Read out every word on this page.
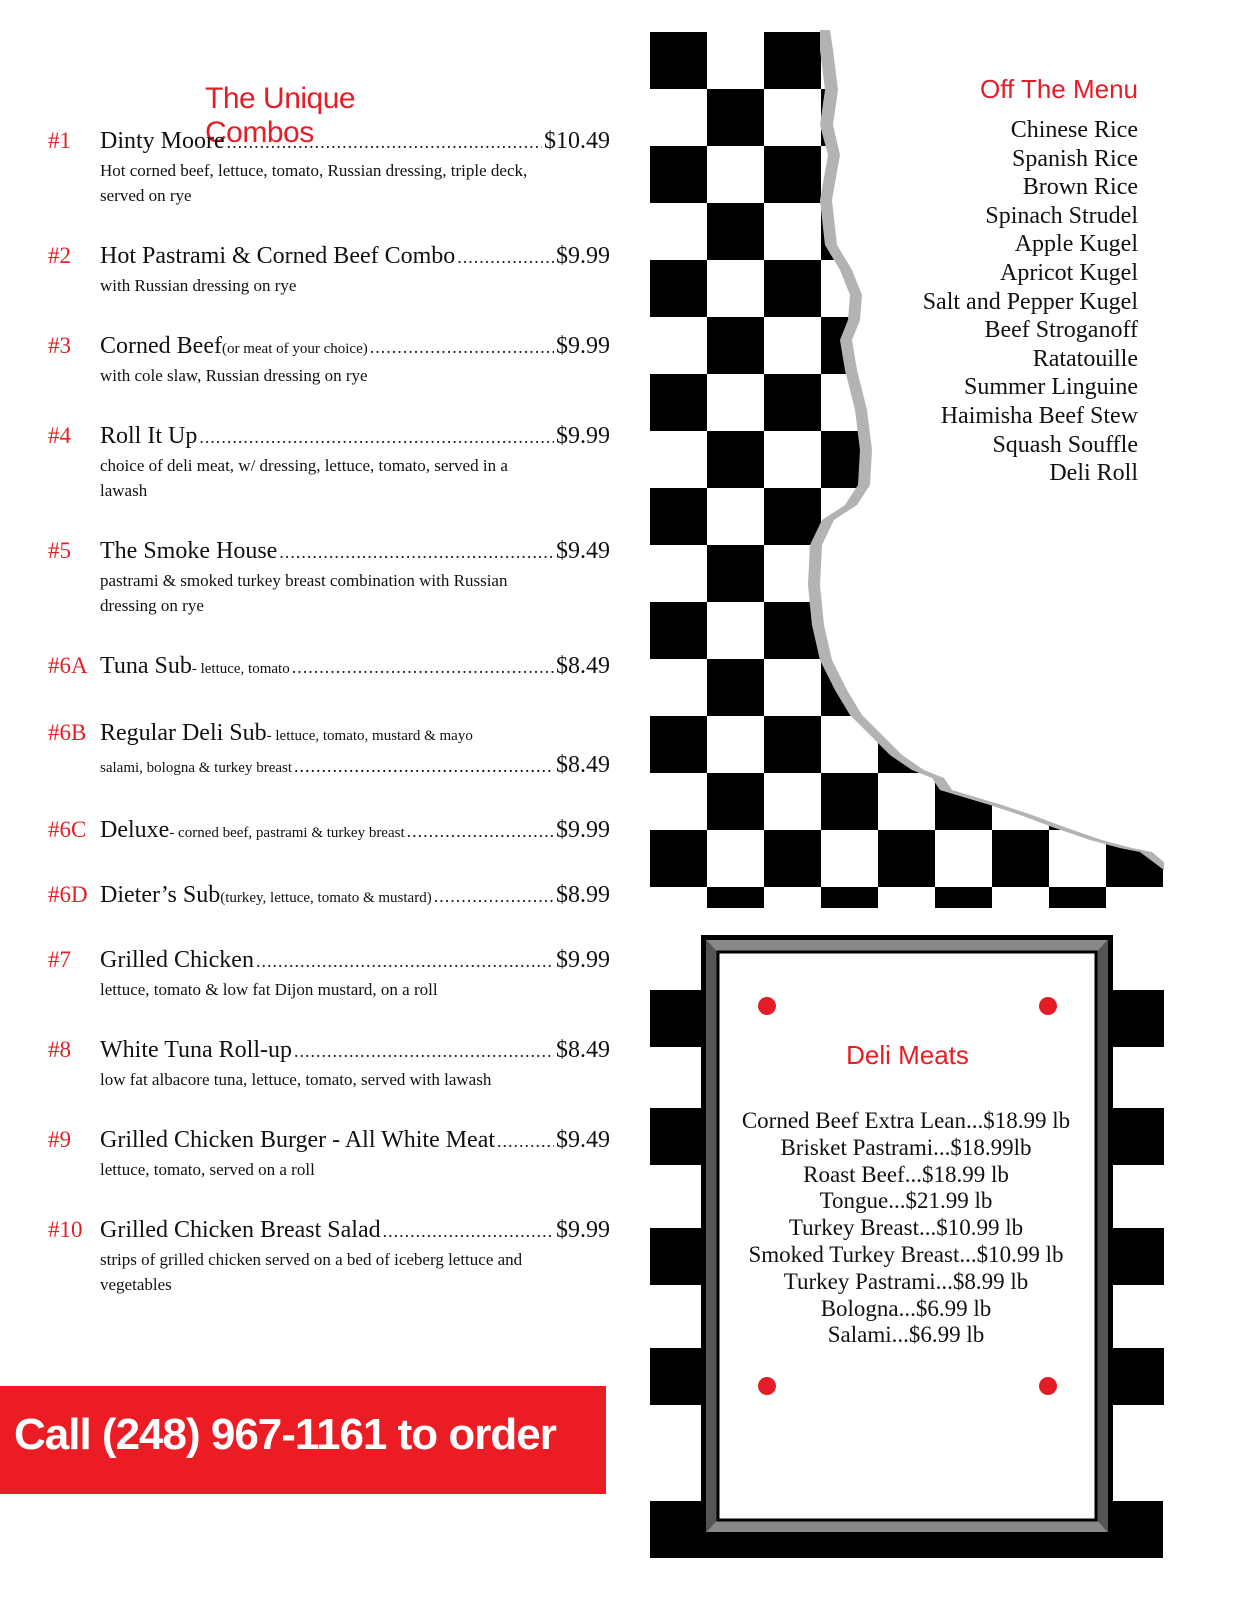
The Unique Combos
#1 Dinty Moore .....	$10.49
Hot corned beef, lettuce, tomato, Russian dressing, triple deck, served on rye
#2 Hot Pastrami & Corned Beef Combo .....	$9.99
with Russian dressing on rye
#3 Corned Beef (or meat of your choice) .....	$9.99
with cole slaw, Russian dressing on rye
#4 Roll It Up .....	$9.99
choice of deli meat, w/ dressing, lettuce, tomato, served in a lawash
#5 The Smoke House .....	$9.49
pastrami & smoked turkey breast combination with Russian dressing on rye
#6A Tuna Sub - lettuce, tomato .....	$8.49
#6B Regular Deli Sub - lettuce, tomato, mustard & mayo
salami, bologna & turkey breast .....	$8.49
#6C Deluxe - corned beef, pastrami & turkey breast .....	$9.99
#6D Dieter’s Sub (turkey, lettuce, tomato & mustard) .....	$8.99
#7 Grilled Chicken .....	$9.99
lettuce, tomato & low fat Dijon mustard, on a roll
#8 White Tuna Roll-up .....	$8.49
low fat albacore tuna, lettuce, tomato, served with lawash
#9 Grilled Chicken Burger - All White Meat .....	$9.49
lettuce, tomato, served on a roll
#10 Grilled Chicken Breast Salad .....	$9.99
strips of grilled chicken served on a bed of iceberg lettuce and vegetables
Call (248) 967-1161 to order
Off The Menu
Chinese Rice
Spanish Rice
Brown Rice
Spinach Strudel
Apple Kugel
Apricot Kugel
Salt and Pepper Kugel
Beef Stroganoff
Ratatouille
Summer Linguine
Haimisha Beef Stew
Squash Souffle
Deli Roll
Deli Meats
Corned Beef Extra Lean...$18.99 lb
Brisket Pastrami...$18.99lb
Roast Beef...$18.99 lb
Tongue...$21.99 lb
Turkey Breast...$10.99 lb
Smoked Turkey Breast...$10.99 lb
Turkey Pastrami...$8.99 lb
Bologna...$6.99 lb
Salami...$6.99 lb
^^^^^^^^^^^^^^^^
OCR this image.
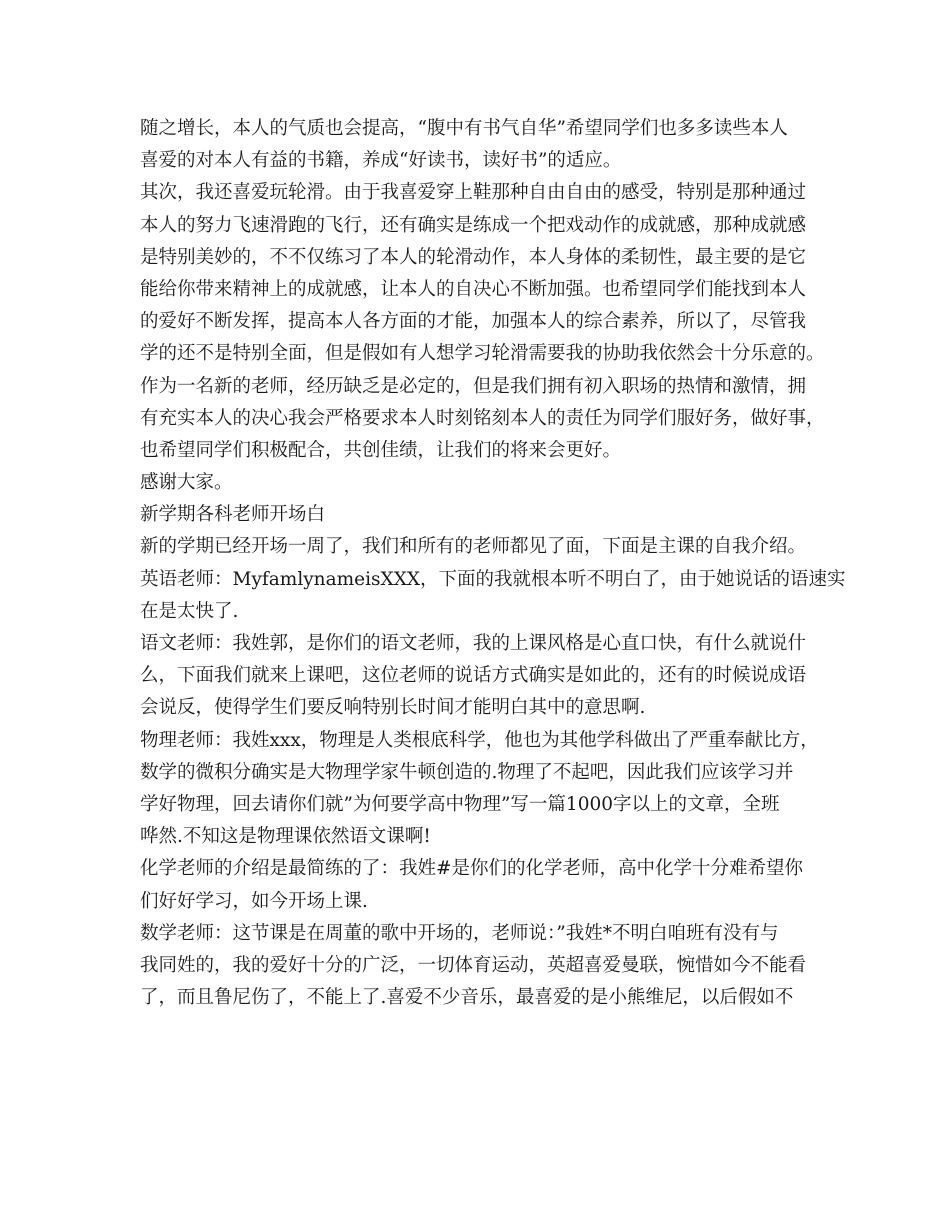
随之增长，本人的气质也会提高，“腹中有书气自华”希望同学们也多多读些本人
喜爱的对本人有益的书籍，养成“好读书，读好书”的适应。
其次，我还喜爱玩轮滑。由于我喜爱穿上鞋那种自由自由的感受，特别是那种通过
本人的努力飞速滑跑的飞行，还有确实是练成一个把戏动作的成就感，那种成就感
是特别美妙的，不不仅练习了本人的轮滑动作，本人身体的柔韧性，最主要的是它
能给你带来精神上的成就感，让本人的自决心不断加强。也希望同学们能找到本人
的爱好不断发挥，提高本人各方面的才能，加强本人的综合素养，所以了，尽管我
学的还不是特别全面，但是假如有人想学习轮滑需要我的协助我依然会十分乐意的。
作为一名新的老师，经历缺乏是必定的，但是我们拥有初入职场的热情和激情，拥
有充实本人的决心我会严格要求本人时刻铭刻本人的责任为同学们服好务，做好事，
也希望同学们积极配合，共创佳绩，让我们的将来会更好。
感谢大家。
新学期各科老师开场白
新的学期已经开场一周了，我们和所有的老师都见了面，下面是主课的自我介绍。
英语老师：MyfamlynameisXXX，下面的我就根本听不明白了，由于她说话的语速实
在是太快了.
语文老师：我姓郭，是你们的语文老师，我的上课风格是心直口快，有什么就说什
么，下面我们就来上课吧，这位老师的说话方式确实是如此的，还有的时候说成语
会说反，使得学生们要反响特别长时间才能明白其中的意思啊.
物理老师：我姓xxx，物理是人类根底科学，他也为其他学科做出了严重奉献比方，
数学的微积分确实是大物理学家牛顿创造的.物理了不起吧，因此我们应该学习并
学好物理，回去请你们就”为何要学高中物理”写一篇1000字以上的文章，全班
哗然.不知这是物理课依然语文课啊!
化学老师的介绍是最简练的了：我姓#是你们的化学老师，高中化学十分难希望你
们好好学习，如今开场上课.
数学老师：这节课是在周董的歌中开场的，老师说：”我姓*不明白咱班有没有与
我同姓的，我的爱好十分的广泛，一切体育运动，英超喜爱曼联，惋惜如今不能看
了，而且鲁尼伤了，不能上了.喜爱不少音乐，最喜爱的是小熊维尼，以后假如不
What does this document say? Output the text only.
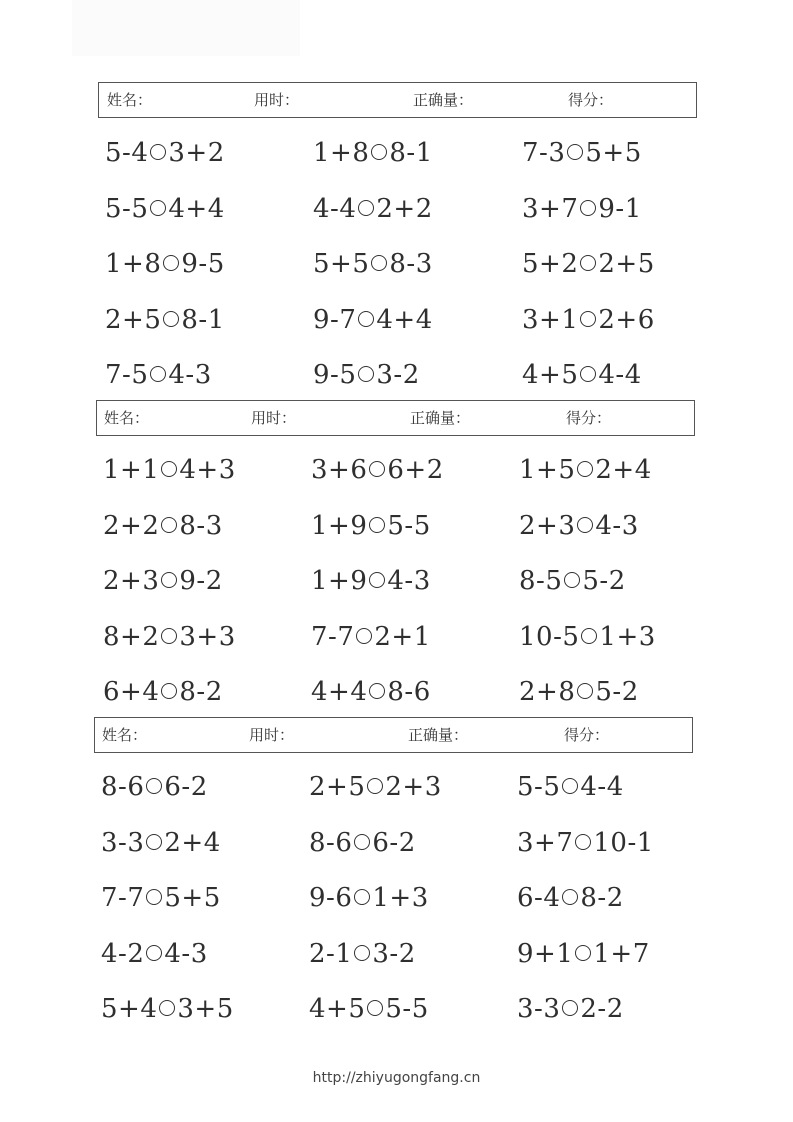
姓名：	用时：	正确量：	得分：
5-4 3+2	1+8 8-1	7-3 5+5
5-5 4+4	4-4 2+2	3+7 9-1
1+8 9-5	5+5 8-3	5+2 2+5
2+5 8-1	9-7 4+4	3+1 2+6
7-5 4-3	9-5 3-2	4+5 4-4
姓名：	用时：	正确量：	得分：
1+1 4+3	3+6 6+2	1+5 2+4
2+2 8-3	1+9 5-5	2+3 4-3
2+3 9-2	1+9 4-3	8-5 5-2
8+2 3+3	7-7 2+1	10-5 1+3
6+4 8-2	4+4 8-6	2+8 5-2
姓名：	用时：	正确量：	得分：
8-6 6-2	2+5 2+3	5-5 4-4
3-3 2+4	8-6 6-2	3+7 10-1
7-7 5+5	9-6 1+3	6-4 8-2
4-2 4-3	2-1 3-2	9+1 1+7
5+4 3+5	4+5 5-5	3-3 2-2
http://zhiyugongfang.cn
^^^^^^^^^^^^^^^^
→ Objective
Write only the number of lines in the data above that include "Russian".

→ Task solution
4